begin Supplied data
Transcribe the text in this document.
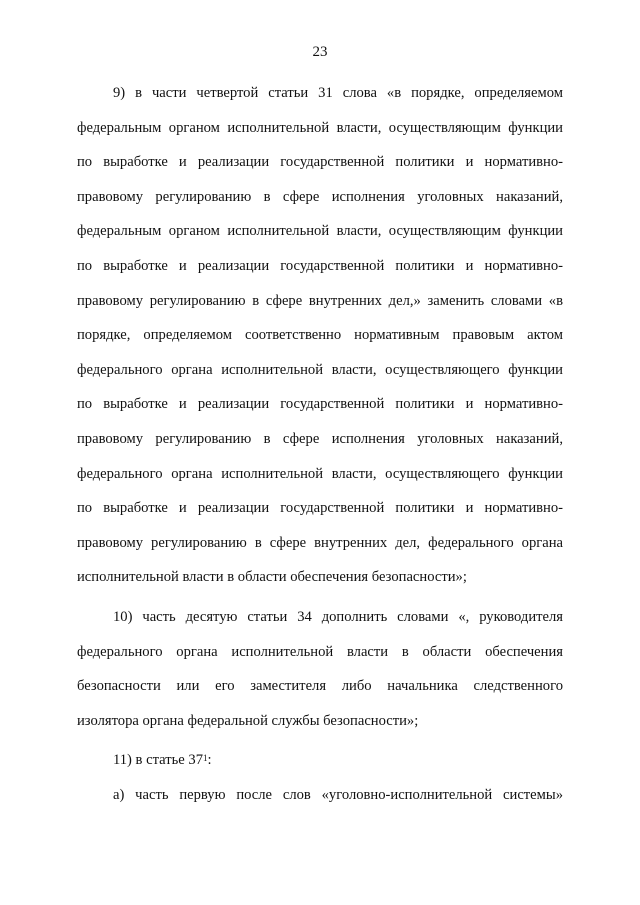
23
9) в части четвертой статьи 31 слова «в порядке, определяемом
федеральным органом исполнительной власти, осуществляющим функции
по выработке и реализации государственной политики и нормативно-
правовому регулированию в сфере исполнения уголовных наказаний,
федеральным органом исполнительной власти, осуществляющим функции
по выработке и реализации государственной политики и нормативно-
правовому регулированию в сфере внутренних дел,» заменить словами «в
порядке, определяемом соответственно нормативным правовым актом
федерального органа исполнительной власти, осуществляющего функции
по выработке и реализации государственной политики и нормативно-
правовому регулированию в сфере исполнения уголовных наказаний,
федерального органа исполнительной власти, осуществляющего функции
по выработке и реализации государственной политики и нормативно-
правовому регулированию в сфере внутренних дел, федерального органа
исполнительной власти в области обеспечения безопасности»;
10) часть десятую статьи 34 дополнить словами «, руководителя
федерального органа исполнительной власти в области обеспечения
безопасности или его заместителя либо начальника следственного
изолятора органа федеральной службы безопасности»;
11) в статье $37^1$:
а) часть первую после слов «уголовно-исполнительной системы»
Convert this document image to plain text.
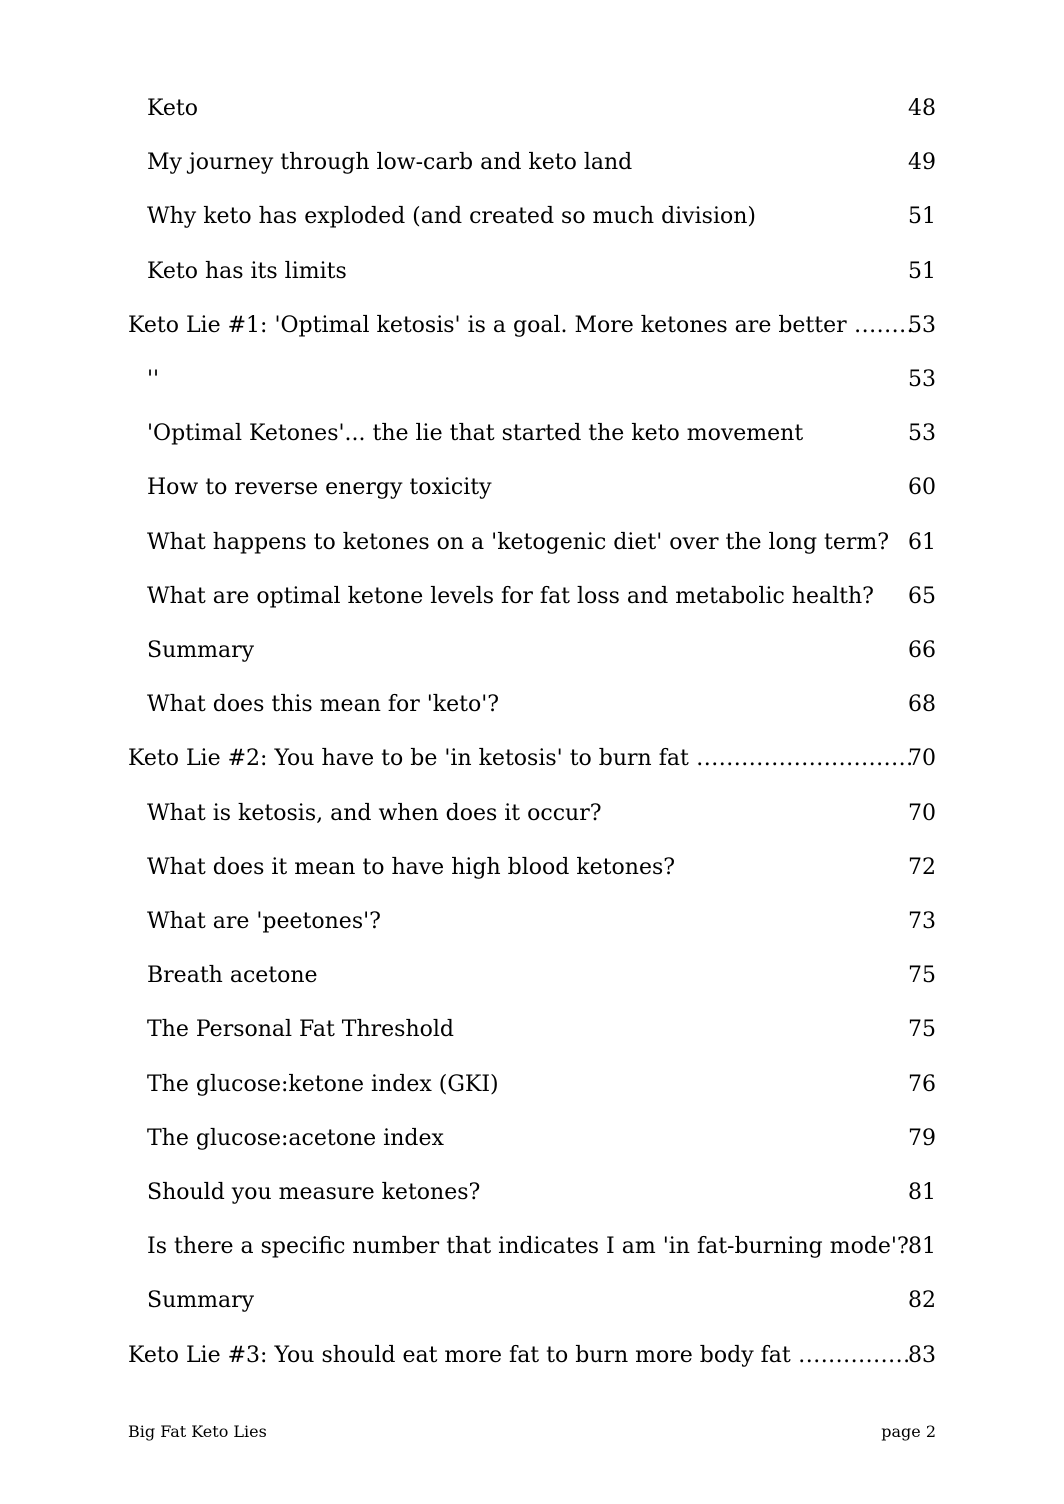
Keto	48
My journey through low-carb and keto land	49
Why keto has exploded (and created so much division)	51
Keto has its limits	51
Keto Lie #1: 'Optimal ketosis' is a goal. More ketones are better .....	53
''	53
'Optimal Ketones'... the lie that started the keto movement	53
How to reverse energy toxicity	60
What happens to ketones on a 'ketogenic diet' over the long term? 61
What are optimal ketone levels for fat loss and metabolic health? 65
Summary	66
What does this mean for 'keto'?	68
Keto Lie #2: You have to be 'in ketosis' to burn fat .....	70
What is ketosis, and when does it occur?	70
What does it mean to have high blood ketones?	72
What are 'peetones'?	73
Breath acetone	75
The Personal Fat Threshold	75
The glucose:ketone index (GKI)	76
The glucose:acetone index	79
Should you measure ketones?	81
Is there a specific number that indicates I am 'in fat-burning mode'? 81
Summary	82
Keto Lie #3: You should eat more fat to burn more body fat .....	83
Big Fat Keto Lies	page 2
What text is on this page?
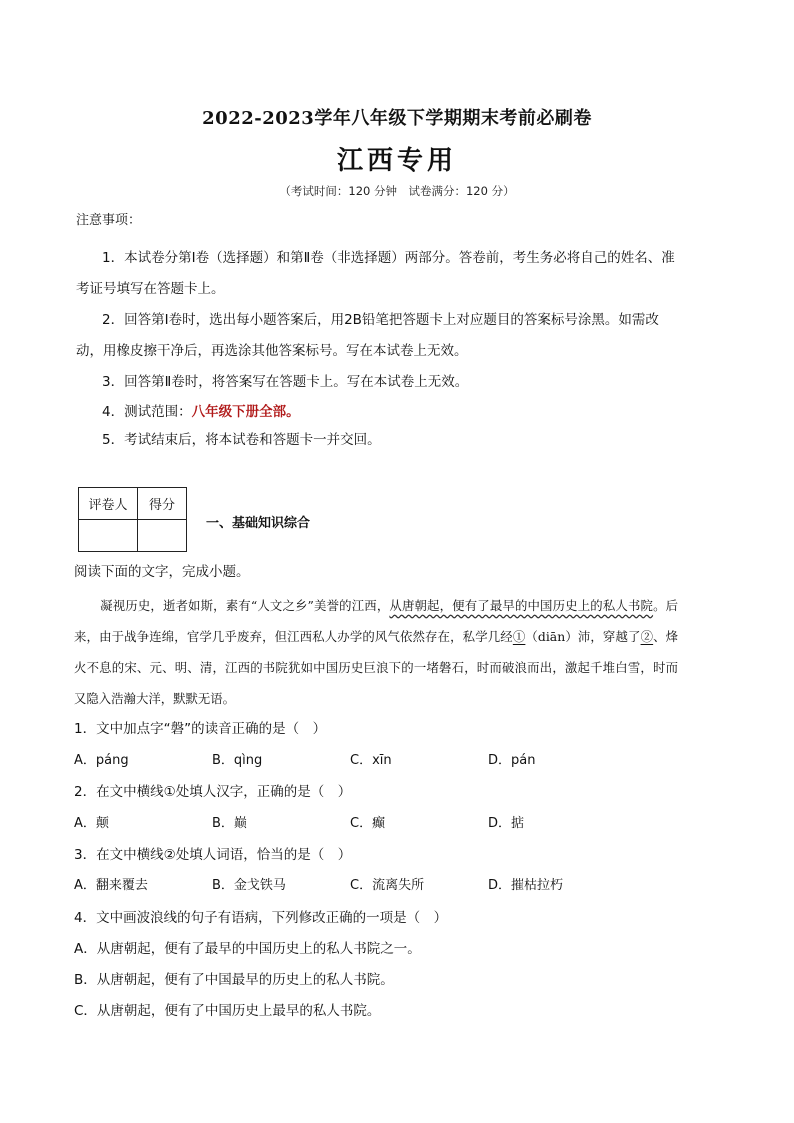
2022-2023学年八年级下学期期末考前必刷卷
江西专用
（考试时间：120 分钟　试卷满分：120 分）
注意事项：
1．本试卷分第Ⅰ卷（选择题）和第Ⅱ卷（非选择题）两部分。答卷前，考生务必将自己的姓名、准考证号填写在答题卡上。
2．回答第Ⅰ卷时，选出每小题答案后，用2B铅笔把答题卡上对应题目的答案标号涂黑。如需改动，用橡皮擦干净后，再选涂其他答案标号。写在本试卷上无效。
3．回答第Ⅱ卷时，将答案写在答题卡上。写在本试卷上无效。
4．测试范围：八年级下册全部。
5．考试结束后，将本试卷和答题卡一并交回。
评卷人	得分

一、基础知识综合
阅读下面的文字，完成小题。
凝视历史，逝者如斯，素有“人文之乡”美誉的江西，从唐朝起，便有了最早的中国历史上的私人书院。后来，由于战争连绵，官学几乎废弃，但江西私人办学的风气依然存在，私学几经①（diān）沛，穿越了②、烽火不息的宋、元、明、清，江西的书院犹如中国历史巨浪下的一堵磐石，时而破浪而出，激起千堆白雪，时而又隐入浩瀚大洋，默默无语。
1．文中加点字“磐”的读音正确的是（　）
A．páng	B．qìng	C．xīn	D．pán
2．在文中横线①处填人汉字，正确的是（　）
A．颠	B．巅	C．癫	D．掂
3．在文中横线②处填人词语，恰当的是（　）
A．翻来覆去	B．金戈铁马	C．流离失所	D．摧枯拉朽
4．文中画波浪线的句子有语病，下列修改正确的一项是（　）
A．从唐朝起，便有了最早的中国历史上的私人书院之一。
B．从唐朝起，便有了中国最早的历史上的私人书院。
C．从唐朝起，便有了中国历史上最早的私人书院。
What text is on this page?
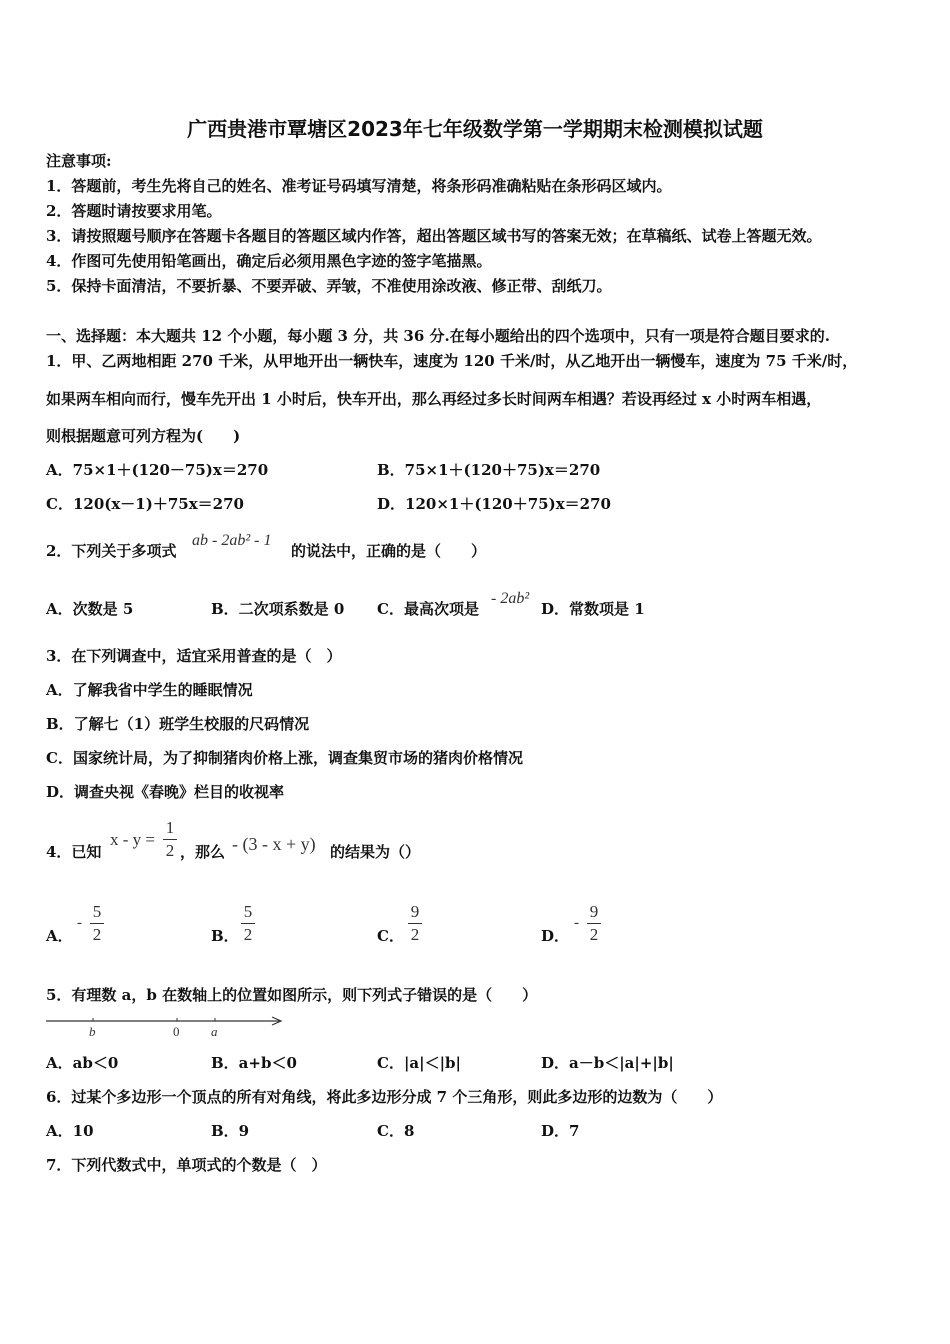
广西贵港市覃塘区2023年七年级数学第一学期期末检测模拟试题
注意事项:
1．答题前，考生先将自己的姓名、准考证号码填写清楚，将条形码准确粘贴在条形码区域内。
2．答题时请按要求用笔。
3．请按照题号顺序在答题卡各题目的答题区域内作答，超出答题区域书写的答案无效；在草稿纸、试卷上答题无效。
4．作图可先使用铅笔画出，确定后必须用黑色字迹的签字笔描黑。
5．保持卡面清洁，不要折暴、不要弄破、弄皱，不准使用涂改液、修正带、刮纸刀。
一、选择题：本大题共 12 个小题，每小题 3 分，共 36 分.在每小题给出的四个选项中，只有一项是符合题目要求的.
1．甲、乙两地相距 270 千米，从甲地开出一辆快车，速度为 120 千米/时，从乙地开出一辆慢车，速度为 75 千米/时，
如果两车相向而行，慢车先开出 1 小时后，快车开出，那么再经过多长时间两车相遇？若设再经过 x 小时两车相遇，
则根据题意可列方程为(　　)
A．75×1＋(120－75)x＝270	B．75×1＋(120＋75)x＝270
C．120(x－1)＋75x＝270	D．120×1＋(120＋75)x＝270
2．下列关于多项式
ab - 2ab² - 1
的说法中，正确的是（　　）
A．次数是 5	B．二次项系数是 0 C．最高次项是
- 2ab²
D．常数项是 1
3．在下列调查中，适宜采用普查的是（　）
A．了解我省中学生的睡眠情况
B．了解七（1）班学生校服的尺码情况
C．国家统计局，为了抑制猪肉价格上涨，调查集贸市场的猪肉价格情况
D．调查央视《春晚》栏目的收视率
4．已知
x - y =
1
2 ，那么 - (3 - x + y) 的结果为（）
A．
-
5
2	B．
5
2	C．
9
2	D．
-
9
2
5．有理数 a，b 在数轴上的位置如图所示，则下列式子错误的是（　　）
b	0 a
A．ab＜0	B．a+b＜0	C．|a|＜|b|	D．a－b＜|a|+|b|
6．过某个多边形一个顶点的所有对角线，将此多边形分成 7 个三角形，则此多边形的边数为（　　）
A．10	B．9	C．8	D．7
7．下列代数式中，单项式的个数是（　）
end Supplied data
§ Given problem
In your copy of the listing above, reproduce each line exactly and omit all pictures.

§ Exercise solution
Transcribe the text in this document.
23
9) в части четвертой статьи 31 слова «в порядке, определяемом
федеральным органом исполнительной власти, осуществляющим функции
по выработке и реализации государственной политики и нормативно-
правовому регулированию в сфере исполнения уголовных наказаний,
федеральным органом исполнительной власти, осуществляющим функции
по выработке и реализации государственной политики и нормативно-
правовому регулированию в сфере внутренних дел,» заменить словами «в
порядке, определяемом соответственно нормативным правовым актом
федерального органа исполнительной власти, осуществляющего функции
по выработке и реализации государственной политики и нормативно-
правовому регулированию в сфере исполнения уголовных наказаний,
федерального органа исполнительной власти, осуществляющего функции
по выработке и реализации государственной политики и нормативно-
правовому регулированию в сфере внутренних дел, федерального органа
исполнительной власти в области обеспечения безопасности»;
10) часть десятую статьи 34 дополнить словами «, руководителя
федерального органа исполнительной власти в области обеспечения
безопасности или его заместителя либо начальника следственного
изолятора органа федеральной службы безопасности»;
11) в статье $37^1$:
а) часть первую после слов «уголовно-исполнительной системы»
Convert this document image to plain text.
Keto	48
My journey through low-carb and keto land	49
Why keto has exploded (and created so much division)	51
Keto has its limits	51
Keto Lie #1: 'Optimal ketosis' is a goal. More ketones are better .....	53
''	53
'Optimal Ketones'... the lie that started the keto movement	53
How to reverse energy toxicity	60
What happens to ketones on a 'ketogenic diet' over the long term? 61
What are optimal ketone levels for fat loss and metabolic health? 65
Summary	66
What does this mean for 'keto'?	68
Keto Lie #2: You have to be 'in ketosis' to burn fat .....	70
What is ketosis, and when does it occur?	70
What does it mean to have high blood ketones?	72
What are 'peetones'?	73
Breath acetone	75
The Personal Fat Threshold	75
The glucose:ketone index (GKI)	76
The glucose:acetone index	79
Should you measure ketones?	81
Is there a specific number that indicates I am 'in fat-burning mode'? 81
Summary	82
Keto Lie #3: You should eat more fat to burn more body fat .....	83
Big Fat Keto Lies	page 2
What text is on this page?
2022-2023学年八年级下学期期末考前必刷卷
江西专用
（考试时间：120 分钟　试卷满分：120 分）
注意事项：
1．本试卷分第Ⅰ卷（选择题）和第Ⅱ卷（非选择题）两部分。答卷前，考生务必将自己的姓名、准考证号填写在答题卡上。
2．回答第Ⅰ卷时，选出每小题答案后，用2B铅笔把答题卡上对应题目的答案标号涂黑。如需改动，用橡皮擦干净后，再选涂其他答案标号。写在本试卷上无效。
3．回答第Ⅱ卷时，将答案写在答题卡上。写在本试卷上无效。
4．测试范围：八年级下册全部。
5．考试结束后，将本试卷和答题卡一并交回。
评卷人	得分

一、基础知识综合
阅读下面的文字，完成小题。
凝视历史，逝者如斯，素有“人文之乡”美誉的江西，从唐朝起，便有了最早的中国历史上的私人书院。后来，由于战争连绵，官学几乎废弃，但江西私人办学的风气依然存在，私学几经①（diān）沛，穿越了②、烽火不息的宋、元、明、清，江西的书院犹如中国历史巨浪下的一堵磐石，时而破浪而出，激起千堆白雪，时而又隐入浩瀚大洋，默默无语。
1．文中加点字“磐”的读音正确的是（　）
A．páng	B．qìng	C．xīn	D．pán
2．在文中横线①处填人汉字，正确的是（　）
A．颠	B．巅	C．癫	D．掂
3．在文中横线②处填人词语，恰当的是（　）
A．翻来覆去	B．金戈铁马	C．流离失所	D．摧枯拉朽
4．文中画波浪线的句子有语病，下列修改正确的一项是（　）
A．从唐朝起，便有了最早的中国历史上的私人书院之一。
B．从唐朝起，便有了中国最早的历史上的私人书院。
C．从唐朝起，便有了中国历史上最早的私人书院。
What text is on this page?
广西贵港市覃塘区2023年七年级数学第一学期期末检测模拟试题
注意事项:
1．答题前，考生先将自己的姓名、准考证号码填写清楚，将条形码准确粘贴在条形码区域内。
2．答题时请按要求用笔。
3．请按照题号顺序在答题卡各题目的答题区域内作答，超出答题区域书写的答案无效；在草稿纸、试卷上答题无效。
4．作图可先使用铅笔画出，确定后必须用黑色字迹的签字笔描黑。
5．保持卡面清洁，不要折暴、不要弄破、弄皱，不准使用涂改液、修正带、刮纸刀。
一、选择题：本大题共 12 个小题，每小题 3 分，共 36 分.在每小题给出的四个选项中，只有一项是符合题目要求的.
1．甲、乙两地相距 270 千米，从甲地开出一辆快车，速度为 120 千米/时，从乙地开出一辆慢车，速度为 75 千米/时，
如果两车相向而行，慢车先开出 1 小时后，快车开出，那么再经过多长时间两车相遇？若设再经过 x 小时两车相遇，
则根据题意可列方程为(　　)
A．75×1＋(120－75)x＝270	B．75×1＋(120＋75)x＝270
C．120(x－1)＋75x＝270	D．120×1＋(120＋75)x＝270
2．下列关于多项式
ab - 2ab² - 1
的说法中，正确的是（　　）
A．次数是 5	B．二次项系数是 0 C．最高次项是
- 2ab²
D．常数项是 1
3．在下列调查中，适宜采用普查的是（　）
A．了解我省中学生的睡眠情况
B．了解七（1）班学生校服的尺码情况
C．国家统计局，为了抑制猪肉价格上涨，调查集贸市场的猪肉价格情况
D．调查央视《春晚》栏目的收视率
4．已知
x - y =
1
2 ，那么 - (3 - x + y) 的结果为（）
A．
-
5
2	B．
5
2	C．
9
2	D．
-
9
2
5．有理数 a，b 在数轴上的位置如图所示，则下列式子错误的是（　　）
b	0 a
A．ab＜0	B．a+b＜0	C．|a|＜|b|	D．a－b＜|a|+|b|
6．过某个多边形一个顶点的所有对角线，将此多边形分成 7 个三角形，则此多边形的边数为（　　）
A．10	B．9	C．8	D．7
7．下列代数式中，单项式的个数是（　）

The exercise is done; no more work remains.